Your goal
Retype the material that follows, keeping every word as it is.

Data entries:
____
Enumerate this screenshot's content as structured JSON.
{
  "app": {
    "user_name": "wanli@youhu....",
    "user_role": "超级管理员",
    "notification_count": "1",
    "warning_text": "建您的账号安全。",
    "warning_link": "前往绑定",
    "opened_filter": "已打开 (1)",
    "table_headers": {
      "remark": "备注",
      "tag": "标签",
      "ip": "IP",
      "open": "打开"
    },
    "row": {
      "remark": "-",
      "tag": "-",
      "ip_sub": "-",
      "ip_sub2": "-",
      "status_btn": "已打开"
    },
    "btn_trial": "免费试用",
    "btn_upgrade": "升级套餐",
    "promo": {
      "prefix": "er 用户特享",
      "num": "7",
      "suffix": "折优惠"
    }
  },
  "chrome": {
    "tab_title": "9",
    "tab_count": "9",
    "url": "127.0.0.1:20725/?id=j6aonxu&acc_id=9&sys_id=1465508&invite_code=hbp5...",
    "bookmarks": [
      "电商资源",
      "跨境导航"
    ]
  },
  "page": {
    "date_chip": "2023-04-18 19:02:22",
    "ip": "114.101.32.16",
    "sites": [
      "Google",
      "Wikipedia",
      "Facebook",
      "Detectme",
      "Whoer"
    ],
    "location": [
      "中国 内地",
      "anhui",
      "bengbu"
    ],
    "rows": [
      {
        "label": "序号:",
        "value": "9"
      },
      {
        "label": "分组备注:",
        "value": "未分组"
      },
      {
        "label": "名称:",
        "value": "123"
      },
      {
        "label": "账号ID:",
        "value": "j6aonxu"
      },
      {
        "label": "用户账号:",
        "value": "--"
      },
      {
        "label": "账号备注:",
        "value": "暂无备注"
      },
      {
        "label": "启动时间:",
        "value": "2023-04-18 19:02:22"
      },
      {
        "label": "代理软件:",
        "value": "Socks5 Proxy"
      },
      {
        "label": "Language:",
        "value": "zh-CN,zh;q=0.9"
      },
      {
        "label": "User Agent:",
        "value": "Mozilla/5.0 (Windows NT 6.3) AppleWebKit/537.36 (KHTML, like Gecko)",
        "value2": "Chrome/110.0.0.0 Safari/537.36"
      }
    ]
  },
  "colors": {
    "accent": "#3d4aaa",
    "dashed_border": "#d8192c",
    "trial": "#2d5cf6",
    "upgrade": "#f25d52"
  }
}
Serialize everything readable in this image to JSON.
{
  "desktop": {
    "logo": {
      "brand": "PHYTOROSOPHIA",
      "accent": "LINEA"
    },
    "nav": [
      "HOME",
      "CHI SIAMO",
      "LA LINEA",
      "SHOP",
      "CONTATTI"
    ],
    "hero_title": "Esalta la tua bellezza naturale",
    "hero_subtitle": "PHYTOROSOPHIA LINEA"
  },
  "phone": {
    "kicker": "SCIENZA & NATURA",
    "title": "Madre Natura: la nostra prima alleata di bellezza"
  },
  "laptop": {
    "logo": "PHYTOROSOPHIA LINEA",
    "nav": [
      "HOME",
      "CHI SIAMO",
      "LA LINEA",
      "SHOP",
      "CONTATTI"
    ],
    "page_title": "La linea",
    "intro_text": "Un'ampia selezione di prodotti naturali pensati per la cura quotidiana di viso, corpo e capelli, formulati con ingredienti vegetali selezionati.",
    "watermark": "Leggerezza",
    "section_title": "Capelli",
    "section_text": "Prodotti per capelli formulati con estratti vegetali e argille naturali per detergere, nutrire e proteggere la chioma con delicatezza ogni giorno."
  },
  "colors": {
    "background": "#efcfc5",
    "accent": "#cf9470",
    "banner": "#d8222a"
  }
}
____
Task solution
Enumerate this screenshot's content as structured JSON.
{
  "app": {
    "user_name": "wanli@youhu....",
    "user_role": "超级管理员",
    "notification_count": "1",
    "warning_text": "建您的账号安全。",
    "warning_link": "前往绑定",
    "opened_filter": "已打开 (1)",
    "table_headers": {
      "remark": "备注",
      "tag": "标签",
      "ip": "IP",
      "open": "打开"
    },
    "row": {
      "remark": "-",
      "tag": "-",
      "ip_sub": "-",
      "ip_sub2": "-",
      "status_btn": "已打开"
    },
    "btn_trial": "免费试用",
    "btn_upgrade": "升级套餐",
    "promo": {
      "prefix": "er 用户特享",
      "num": "7",
      "suffix": "折优惠"
    }
  },
  "chrome": {
    "tab_title": "9",
    "tab_count": "9",
    "url": "127.0.0.1:20725/?id=j6aonxu&acc_id=9&sys_id=1465508&invite_code=hbp5...",
    "bookmarks": [
      "电商资源",
      "跨境导航"
    ]
  },
  "page": {
    "date_chip": "2023-04-18 19:02:22",
    "ip": "114.101.32.16",
    "sites": [
      "Google",
      "Wikipedia",
      "Facebook",
      "Detectme",
      "Whoer"
    ],
    "location": [
      "中国 内地",
      "anhui",
      "bengbu"
    ],
    "rows": [
      {
        "label": "序号:",
        "value": "9"
      },
      {
        "label": "分组备注:",
        "value": "未分组"
      },
      {
        "label": "名称:",
        "value": "123"
      },
      {
        "label": "账号ID:",
        "value": "j6aonxu"
      },
      {
        "label": "用户账号:",
        "value": "--"
      },
      {
        "label": "账号备注:",
        "value": "暂无备注"
      },
      {
        "label": "启动时间:",
        "value": "2023-04-18 19:02:22"
      },
      {
        "label": "代理软件:",
        "value": "Socks5 Proxy"
      },
      {
        "label": "Language:",
        "value": "zh-CN,zh;q=0.9"
      },
      {
        "label": "User Agent:",
        "value": "Mozilla/5.0 (Windows NT 6.3) AppleWebKit/537.36 (KHTML, like Gecko)",
        "value2": "Chrome/110.0.0.0 Safari/537.36"
      }
    ]
  },
  "colors": {
    "accent": "#3d4aaa",
    "dashed_border": "#d8192c",
    "trial": "#2d5cf6",
    "upgrade": "#f25d52"
  }
}
Serialize everything readable in this image to JSON.
{
  "desktop": {
    "logo": {
      "brand": "PHYTOROSOPHIA",
      "accent": "LINEA"
    },
    "nav": [
      "HOME",
      "CHI SIAMO",
      "LA LINEA",
      "SHOP",
      "CONTATTI"
    ],
    "hero_title": "Esalta la tua bellezza naturale",
    "hero_subtitle": "PHYTOROSOPHIA LINEA"
  },
  "phone": {
    "kicker": "SCIENZA & NATURA",
    "title": "Madre Natura: la nostra prima alleata di bellezza"
  },
  "laptop": {
    "logo": "PHYTOROSOPHIA LINEA",
    "nav": [
      "HOME",
      "CHI SIAMO",
      "LA LINEA",
      "SHOP",
      "CONTATTI"
    ],
    "page_title": "La linea",
    "intro_text": "Un'ampia selezione di prodotti naturali pensati per la cura quotidiana di viso, corpo e capelli, formulati con ingredienti vegetali selezionati.",
    "watermark": "Leggerezza",
    "section_title": "Capelli",
    "section_text": "Prodotti per capelli formulati con estratti vegetali e argille naturali per detergere, nutrire e proteggere la chioma con delicatezza ogni giorno."
  },
  "colors": {
    "background": "#efcfc5",
    "accent": "#cf9470",
    "banner": "#d8222a"
  }
}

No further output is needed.